Report the total number of lines that include the string "xlabel", without any other text.
○ ○ ○ ○ ○ ○ ○
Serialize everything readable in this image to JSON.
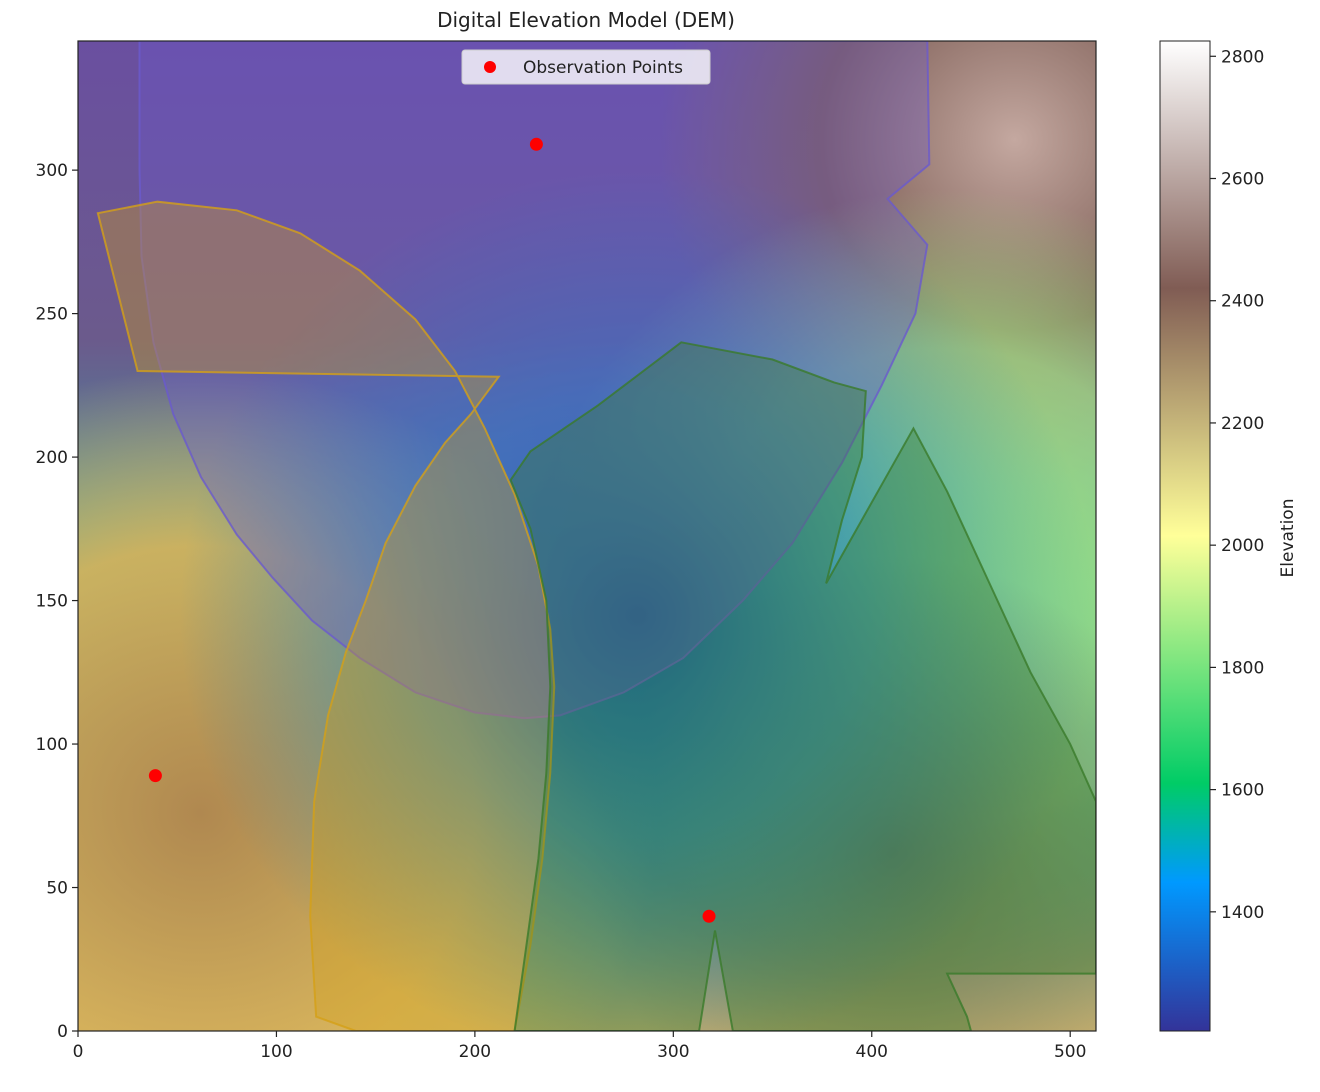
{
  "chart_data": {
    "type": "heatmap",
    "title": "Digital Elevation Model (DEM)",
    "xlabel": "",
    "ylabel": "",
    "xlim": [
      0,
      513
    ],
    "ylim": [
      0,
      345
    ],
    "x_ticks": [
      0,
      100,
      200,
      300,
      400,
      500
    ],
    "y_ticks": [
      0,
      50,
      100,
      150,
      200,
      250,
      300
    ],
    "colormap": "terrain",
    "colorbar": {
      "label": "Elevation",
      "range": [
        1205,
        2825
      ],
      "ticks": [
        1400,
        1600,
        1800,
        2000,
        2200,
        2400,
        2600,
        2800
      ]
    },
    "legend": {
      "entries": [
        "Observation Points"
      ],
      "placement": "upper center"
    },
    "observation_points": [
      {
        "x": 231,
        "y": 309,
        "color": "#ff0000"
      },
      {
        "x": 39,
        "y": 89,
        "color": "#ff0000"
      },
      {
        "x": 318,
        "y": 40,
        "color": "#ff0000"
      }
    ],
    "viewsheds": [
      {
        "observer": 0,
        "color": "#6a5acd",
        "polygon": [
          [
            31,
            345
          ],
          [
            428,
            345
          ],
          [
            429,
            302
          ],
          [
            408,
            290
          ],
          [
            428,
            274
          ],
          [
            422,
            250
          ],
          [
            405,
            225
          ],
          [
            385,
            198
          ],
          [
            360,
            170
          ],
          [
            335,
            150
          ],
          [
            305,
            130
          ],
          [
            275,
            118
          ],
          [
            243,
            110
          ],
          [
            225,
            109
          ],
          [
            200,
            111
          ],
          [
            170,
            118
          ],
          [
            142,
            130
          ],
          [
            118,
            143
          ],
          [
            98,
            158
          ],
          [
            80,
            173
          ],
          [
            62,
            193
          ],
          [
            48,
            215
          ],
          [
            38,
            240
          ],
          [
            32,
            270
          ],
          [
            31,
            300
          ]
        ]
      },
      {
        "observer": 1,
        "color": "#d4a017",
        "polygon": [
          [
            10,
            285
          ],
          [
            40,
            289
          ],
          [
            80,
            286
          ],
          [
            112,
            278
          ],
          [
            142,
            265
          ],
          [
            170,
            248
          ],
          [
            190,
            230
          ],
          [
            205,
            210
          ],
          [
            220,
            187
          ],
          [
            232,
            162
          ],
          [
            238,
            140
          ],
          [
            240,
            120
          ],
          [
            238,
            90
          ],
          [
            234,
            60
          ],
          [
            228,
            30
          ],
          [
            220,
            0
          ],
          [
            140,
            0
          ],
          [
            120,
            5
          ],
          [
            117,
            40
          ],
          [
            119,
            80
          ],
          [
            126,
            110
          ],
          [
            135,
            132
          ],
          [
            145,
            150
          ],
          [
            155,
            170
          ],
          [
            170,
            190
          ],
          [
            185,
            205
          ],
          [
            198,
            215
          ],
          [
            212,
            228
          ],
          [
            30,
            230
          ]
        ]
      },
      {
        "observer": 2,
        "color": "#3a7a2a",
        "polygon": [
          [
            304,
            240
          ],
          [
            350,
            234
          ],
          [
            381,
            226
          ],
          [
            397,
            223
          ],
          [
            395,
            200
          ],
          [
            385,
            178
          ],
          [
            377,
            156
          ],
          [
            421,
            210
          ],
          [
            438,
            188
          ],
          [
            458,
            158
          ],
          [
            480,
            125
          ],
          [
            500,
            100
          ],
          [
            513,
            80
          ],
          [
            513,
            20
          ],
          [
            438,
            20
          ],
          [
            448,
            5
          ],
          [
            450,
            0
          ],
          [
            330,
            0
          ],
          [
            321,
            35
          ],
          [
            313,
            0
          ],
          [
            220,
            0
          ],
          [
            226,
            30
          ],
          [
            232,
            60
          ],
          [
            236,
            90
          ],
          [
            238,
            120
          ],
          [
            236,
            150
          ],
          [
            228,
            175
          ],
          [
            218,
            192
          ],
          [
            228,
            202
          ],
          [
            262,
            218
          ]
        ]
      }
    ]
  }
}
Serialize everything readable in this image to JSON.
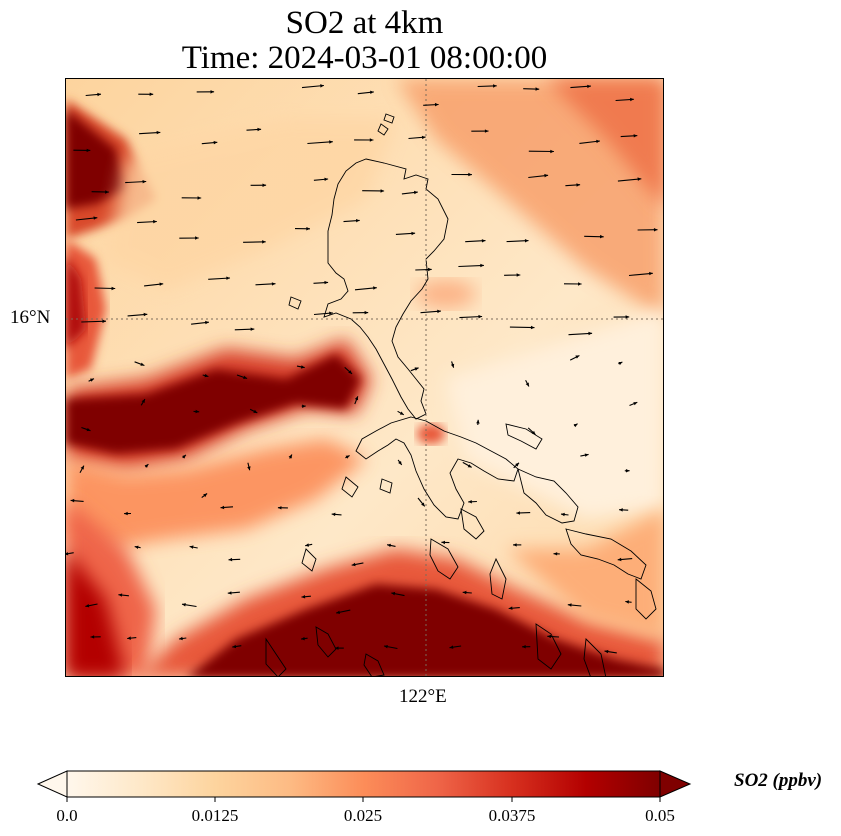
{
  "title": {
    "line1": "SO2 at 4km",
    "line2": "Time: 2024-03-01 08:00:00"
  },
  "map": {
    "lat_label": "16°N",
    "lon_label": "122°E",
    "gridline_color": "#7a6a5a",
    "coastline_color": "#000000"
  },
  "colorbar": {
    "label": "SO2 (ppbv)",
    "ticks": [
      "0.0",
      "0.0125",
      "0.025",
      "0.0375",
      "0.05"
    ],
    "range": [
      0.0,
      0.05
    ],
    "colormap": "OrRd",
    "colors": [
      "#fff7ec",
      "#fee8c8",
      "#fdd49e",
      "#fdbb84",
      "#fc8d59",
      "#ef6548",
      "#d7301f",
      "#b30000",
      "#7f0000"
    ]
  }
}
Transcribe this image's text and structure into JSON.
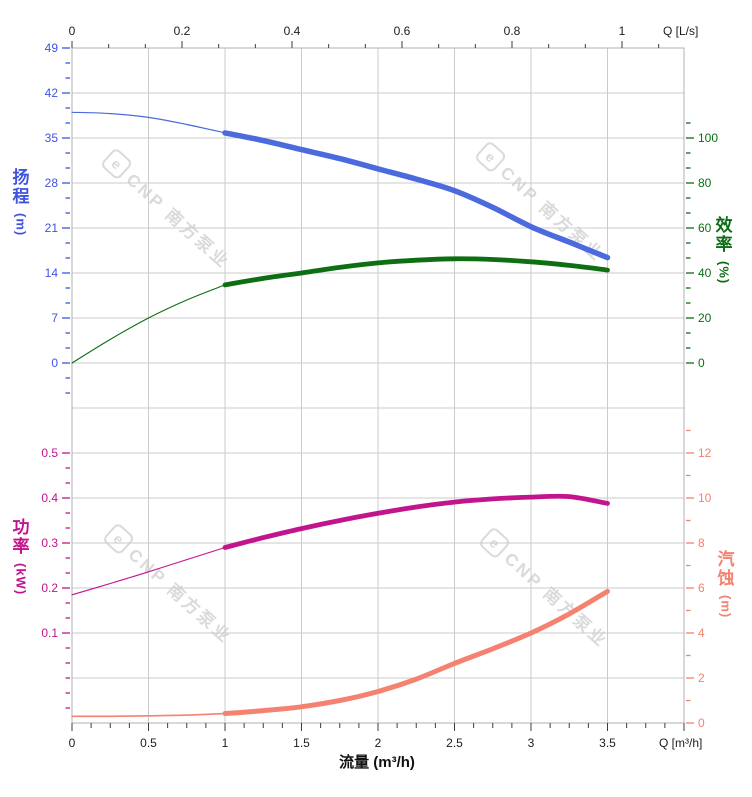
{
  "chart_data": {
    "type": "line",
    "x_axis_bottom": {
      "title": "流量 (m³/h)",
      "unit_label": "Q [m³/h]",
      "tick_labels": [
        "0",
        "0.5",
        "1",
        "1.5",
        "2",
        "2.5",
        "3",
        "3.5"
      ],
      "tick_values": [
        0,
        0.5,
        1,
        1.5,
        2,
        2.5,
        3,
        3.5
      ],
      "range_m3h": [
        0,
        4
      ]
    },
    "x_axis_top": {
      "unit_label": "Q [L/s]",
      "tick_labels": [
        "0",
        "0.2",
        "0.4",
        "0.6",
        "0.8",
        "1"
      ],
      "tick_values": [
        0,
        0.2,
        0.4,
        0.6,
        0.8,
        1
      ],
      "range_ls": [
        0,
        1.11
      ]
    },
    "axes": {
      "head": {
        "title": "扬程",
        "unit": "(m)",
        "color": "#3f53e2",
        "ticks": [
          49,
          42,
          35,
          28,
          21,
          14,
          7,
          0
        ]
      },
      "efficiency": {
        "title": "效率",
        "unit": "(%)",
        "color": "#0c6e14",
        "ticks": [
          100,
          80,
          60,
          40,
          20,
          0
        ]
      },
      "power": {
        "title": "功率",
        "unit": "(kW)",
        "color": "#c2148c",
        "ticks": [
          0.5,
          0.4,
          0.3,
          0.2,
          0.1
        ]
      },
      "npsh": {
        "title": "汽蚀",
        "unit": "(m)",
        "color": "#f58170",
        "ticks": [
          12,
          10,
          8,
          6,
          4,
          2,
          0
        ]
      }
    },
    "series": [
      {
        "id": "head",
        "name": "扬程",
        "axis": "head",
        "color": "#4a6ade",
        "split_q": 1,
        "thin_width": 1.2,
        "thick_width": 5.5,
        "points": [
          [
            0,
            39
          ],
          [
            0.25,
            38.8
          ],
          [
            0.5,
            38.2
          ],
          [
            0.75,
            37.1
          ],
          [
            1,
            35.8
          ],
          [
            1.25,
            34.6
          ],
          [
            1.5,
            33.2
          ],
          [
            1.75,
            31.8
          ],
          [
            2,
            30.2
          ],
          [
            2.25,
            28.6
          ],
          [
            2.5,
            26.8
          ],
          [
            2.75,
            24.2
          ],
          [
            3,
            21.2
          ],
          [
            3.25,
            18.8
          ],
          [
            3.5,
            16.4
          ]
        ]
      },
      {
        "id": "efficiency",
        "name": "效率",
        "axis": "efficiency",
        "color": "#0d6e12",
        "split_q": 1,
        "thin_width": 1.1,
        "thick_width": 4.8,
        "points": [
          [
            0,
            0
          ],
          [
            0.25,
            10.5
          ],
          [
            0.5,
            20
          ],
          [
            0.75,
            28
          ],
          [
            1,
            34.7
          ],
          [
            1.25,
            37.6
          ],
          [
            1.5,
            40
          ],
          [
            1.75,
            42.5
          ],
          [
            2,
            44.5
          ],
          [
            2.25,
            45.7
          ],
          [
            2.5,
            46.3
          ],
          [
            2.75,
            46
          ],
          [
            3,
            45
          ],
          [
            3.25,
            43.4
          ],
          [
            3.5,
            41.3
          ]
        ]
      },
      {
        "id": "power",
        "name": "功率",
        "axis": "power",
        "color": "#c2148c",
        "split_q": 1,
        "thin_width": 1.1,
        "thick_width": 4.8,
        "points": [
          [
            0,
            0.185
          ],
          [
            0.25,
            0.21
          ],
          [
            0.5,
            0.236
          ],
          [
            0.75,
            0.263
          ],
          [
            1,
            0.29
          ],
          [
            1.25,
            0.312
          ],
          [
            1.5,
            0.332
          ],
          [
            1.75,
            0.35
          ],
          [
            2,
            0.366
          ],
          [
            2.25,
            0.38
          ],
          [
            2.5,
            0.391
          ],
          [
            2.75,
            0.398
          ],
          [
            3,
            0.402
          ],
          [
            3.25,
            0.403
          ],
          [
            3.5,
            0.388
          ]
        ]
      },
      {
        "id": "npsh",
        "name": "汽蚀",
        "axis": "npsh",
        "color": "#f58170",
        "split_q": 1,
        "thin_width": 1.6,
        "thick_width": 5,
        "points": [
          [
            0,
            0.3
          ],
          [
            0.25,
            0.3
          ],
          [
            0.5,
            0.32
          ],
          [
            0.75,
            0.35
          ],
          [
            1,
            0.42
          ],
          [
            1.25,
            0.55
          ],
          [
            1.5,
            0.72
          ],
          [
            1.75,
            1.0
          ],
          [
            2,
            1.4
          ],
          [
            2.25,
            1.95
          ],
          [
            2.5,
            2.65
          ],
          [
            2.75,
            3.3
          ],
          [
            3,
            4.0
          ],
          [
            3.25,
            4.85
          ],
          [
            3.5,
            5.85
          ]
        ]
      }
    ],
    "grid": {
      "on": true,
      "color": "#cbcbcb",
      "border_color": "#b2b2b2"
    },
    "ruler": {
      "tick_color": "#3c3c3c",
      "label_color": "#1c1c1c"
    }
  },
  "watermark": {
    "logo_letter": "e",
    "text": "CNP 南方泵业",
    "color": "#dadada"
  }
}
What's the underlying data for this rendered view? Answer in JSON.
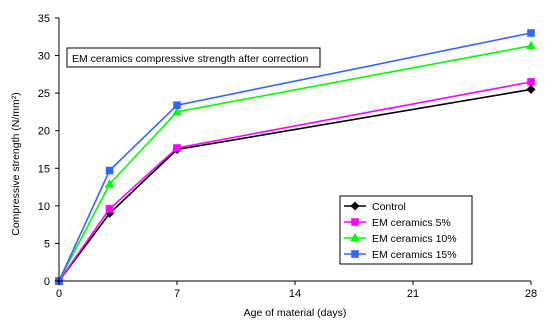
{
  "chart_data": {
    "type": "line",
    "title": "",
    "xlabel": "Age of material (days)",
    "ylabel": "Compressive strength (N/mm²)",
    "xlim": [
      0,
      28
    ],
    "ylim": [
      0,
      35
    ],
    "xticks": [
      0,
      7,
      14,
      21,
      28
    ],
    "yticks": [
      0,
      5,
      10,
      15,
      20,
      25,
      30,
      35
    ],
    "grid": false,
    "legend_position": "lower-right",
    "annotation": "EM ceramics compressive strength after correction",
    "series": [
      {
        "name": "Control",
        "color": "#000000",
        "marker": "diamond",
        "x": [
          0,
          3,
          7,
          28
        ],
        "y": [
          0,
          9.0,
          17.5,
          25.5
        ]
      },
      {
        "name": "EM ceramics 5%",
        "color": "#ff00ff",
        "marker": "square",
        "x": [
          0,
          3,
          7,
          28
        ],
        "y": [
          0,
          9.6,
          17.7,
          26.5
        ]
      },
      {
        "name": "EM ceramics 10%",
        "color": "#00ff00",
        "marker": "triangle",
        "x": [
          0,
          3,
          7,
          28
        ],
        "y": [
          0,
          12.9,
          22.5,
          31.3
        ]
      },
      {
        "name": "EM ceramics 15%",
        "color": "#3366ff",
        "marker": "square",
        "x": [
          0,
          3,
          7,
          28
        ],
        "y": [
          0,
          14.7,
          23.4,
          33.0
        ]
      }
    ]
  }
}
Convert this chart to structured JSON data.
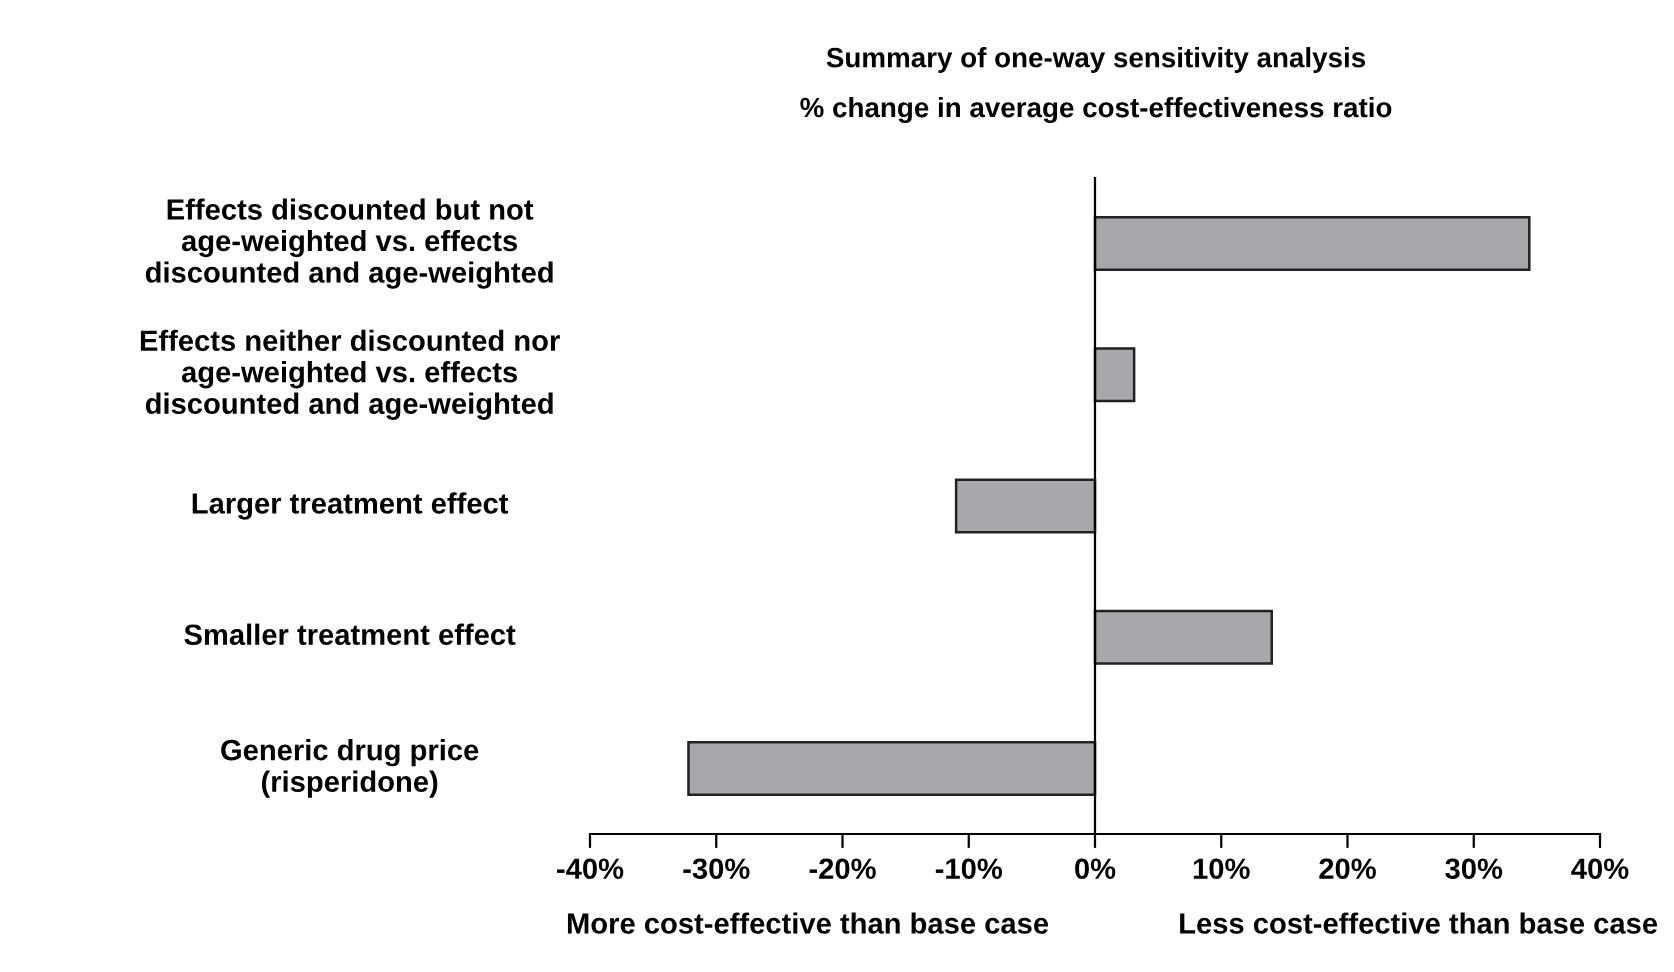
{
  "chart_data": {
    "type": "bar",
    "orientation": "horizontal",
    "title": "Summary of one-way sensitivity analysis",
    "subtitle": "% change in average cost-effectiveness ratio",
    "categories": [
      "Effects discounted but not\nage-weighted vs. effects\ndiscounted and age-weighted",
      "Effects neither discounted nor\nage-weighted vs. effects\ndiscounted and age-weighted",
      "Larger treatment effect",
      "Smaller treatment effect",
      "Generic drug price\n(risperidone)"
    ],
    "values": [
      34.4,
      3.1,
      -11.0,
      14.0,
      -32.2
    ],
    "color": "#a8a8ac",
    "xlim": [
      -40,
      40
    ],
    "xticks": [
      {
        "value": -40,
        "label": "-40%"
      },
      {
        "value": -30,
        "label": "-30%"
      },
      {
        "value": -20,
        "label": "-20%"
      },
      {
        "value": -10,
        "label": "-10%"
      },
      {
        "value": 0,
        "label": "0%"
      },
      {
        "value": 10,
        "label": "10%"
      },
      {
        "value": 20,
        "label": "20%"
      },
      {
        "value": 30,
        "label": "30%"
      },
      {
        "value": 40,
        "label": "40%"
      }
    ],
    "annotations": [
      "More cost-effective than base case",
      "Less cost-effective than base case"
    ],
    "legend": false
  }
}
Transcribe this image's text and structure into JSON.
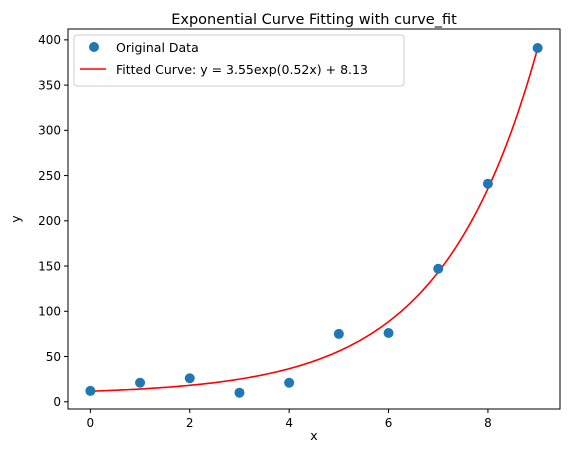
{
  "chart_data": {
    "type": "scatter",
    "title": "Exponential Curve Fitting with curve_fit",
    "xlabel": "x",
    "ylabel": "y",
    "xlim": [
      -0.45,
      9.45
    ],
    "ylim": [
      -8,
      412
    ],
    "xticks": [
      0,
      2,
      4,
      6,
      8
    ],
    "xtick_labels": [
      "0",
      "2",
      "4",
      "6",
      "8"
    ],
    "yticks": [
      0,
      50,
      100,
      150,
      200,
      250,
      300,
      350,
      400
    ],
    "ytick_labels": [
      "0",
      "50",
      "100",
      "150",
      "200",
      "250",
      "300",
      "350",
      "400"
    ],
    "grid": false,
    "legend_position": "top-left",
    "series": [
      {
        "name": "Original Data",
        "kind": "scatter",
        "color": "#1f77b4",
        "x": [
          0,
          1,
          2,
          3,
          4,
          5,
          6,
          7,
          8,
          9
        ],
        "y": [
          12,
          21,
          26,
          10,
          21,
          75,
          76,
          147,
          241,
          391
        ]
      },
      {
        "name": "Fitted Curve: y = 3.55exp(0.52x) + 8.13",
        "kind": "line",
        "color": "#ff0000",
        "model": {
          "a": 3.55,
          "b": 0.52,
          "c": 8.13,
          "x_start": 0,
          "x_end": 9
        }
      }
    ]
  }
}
○ ○ ○ ○ ○ ○ ○
** Task response **
3